Stored records:
============================================================
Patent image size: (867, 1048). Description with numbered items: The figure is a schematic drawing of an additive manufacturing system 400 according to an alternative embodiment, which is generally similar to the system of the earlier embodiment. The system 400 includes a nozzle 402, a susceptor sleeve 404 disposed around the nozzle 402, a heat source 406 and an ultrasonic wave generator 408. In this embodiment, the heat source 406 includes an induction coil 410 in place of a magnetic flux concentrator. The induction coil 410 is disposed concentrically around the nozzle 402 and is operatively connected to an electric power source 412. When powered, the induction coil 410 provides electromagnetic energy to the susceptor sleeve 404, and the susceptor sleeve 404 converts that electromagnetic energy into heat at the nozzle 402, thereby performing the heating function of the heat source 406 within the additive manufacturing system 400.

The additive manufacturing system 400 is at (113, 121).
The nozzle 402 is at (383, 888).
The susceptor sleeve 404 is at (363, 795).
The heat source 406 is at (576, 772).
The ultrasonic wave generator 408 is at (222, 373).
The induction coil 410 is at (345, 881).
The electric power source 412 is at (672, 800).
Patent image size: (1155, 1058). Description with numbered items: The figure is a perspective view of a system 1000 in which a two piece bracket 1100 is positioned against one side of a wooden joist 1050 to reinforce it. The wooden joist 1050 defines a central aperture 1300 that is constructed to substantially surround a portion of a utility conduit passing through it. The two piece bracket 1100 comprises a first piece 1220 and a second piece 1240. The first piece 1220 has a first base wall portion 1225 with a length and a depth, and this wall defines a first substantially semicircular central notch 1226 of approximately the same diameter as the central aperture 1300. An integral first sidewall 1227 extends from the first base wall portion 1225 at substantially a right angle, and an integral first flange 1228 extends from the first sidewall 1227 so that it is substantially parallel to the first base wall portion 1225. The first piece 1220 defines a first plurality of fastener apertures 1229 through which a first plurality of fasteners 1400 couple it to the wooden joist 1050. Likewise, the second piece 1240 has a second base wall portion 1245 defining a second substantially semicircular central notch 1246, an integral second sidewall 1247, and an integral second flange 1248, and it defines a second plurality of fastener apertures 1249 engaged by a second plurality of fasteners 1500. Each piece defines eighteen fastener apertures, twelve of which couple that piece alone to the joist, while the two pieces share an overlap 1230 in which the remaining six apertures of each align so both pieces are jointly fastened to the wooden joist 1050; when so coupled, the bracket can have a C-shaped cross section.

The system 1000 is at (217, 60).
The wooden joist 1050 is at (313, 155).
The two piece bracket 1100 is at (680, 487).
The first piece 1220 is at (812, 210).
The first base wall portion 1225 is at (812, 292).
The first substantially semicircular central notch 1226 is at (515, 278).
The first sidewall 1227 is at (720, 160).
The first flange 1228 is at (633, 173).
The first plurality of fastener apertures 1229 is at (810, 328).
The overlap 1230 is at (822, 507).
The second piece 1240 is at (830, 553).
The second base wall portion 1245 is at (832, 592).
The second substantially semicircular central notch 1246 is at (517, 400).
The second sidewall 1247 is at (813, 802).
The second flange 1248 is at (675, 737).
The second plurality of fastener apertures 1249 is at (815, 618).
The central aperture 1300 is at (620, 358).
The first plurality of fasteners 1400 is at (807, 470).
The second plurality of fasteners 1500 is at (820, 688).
============================================================
▶ _WORK TO BE COMPLETED_
Recast the lines above as a JSON list of strings, one string per line and blank lines left out, covering the lines from the start of the records through the line holding "The electric power", inclusive.

▶ _ANSWER IN FULL_
[
  "Patent image size: (867, 1048). Description with numbered items: The figure is a schematic drawing of an additive manufacturing system 400 according to an alternative embodiment, which is generally similar to the system of the earlier embodiment. The system 400 includes a nozzle 402, a susceptor sleeve 404 disposed around the nozzle 402, a heat source 406 and an ultrasonic wave generator 408. In this embodiment, the heat source 406 includes an induction coil 410 in place of a magnetic flux concentrator. The induction coil 410 is disposed concentrically around the nozzle 402 and is operatively connected to an electric power source 412. When powered, the induction coil 410 provides electromagnetic energy to the susceptor sleeve 404, and the susceptor sleeve 404 converts that electromagnetic energy into heat at the nozzle 402, thereby performing the heating function of the heat source 406 within the additive manufacturing system 400.",
  "The additive manufacturing system 400 is at (113, 121).",
  "The nozzle 402 is at (383, 888).",
  "The susceptor sleeve 404 is at (363, 795).",
  "The heat source 406 is at (576, 772).",
  "The ultrasonic wave generator 408 is at (222, 373).",
  "The induction coil 410 is at (345, 881).",
  "The electric power source 412 is at (672, 800)."
]